**What the task asks**. Extract from the listing each line in which the word "Interdisciplinary" appears.

**Records supplied**.

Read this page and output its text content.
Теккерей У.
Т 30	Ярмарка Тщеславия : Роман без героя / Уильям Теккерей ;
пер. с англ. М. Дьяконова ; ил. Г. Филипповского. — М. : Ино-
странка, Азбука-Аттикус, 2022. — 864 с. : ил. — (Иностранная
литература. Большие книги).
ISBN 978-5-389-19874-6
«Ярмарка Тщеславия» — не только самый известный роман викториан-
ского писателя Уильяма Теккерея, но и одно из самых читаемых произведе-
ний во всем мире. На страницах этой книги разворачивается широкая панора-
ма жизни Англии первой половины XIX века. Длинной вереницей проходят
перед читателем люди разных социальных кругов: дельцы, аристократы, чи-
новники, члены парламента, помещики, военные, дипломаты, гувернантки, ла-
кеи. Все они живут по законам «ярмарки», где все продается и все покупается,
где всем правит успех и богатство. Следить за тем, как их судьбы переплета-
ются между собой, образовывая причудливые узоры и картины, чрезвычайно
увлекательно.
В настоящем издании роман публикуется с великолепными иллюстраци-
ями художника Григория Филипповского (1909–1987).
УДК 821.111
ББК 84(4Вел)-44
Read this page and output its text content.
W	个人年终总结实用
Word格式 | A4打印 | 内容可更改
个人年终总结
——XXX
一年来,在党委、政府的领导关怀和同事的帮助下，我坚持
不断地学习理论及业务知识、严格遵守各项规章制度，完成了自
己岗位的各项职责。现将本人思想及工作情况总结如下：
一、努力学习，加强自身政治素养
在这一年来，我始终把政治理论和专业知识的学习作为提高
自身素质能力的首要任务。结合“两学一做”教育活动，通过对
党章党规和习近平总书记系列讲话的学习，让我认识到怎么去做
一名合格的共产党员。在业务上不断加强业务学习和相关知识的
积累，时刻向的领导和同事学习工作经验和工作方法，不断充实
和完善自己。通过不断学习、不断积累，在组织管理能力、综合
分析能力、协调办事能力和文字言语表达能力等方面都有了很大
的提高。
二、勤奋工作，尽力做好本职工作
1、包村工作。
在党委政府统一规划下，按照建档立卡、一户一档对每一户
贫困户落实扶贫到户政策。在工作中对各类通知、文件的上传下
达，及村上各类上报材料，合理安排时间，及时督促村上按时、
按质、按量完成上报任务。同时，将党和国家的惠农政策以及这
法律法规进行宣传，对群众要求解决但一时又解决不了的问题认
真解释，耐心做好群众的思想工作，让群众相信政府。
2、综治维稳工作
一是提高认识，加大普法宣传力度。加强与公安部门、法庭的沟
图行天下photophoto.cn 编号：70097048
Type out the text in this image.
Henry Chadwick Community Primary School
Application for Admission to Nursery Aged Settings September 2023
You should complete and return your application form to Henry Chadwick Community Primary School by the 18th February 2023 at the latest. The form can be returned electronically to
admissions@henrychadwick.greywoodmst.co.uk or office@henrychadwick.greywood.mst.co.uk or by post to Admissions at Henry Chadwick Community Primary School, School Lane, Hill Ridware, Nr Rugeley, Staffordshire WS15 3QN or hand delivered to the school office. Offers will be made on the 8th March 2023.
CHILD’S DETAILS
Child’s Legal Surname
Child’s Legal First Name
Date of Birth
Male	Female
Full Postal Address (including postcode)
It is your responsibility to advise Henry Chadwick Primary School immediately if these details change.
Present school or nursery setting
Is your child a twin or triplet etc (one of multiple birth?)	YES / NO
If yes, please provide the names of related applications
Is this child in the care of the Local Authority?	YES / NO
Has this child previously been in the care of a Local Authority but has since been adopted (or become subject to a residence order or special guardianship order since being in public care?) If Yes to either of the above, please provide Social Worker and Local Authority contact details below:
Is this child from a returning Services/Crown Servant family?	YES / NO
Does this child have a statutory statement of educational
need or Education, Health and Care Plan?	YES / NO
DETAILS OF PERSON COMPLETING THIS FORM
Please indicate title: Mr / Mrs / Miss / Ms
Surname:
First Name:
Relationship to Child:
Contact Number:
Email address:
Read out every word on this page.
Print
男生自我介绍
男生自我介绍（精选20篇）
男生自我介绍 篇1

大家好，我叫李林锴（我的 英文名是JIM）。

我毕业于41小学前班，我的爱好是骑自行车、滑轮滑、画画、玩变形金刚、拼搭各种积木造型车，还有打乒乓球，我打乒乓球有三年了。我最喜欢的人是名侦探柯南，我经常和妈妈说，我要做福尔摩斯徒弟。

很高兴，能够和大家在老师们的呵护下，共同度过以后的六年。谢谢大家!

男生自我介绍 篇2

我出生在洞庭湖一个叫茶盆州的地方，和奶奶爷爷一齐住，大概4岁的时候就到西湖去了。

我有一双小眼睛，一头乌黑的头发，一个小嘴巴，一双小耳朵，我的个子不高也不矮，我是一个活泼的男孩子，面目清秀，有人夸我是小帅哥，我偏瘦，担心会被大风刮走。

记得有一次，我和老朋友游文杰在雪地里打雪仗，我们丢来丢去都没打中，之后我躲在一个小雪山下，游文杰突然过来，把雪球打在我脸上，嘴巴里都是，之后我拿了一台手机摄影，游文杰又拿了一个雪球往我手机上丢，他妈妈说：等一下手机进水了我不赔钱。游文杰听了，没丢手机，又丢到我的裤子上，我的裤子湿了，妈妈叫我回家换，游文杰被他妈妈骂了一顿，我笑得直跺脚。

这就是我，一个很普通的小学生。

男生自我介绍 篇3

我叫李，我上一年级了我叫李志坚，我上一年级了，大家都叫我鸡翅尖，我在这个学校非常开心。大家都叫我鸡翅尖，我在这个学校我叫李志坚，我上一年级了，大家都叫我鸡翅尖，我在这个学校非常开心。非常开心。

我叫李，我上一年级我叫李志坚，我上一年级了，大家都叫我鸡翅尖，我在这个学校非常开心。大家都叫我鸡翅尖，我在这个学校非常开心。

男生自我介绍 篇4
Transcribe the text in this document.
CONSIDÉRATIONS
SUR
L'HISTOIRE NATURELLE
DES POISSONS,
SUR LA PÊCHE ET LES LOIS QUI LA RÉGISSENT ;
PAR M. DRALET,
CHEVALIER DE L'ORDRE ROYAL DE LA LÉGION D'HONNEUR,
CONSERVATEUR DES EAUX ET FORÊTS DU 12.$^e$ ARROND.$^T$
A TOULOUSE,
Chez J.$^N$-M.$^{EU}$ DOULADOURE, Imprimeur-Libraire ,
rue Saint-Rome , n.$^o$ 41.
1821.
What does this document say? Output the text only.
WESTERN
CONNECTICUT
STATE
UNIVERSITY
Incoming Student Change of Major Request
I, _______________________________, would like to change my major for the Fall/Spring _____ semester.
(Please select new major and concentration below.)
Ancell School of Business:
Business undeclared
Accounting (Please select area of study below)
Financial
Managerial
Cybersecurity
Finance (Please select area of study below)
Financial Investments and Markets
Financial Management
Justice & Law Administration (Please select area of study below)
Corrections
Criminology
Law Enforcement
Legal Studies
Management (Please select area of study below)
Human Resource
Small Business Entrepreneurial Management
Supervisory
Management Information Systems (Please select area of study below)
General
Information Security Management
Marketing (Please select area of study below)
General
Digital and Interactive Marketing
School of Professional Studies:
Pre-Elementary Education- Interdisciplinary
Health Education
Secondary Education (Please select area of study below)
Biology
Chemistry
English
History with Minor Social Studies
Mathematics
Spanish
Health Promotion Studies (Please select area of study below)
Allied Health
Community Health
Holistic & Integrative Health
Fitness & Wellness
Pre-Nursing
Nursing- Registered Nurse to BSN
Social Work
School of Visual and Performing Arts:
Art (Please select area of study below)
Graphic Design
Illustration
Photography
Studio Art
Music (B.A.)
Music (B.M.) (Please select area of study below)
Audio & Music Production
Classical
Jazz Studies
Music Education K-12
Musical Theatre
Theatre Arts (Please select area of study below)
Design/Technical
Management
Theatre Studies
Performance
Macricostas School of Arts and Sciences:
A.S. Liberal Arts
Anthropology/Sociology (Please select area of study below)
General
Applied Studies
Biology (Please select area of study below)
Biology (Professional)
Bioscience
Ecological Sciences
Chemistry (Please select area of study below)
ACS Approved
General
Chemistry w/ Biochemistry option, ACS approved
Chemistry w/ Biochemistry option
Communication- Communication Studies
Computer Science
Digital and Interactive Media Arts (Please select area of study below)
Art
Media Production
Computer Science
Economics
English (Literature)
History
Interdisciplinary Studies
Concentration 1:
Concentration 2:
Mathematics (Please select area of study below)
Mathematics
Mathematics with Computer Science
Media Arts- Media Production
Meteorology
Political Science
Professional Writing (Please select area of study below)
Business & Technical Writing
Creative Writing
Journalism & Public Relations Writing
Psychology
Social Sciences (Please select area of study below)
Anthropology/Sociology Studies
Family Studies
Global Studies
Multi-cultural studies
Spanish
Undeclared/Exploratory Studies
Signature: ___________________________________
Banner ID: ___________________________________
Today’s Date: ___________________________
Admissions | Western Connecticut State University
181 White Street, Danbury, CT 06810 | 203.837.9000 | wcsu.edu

**Finished answer**.
Pre-Elementary Education- Interdisciplinary
Interdisciplinary Studies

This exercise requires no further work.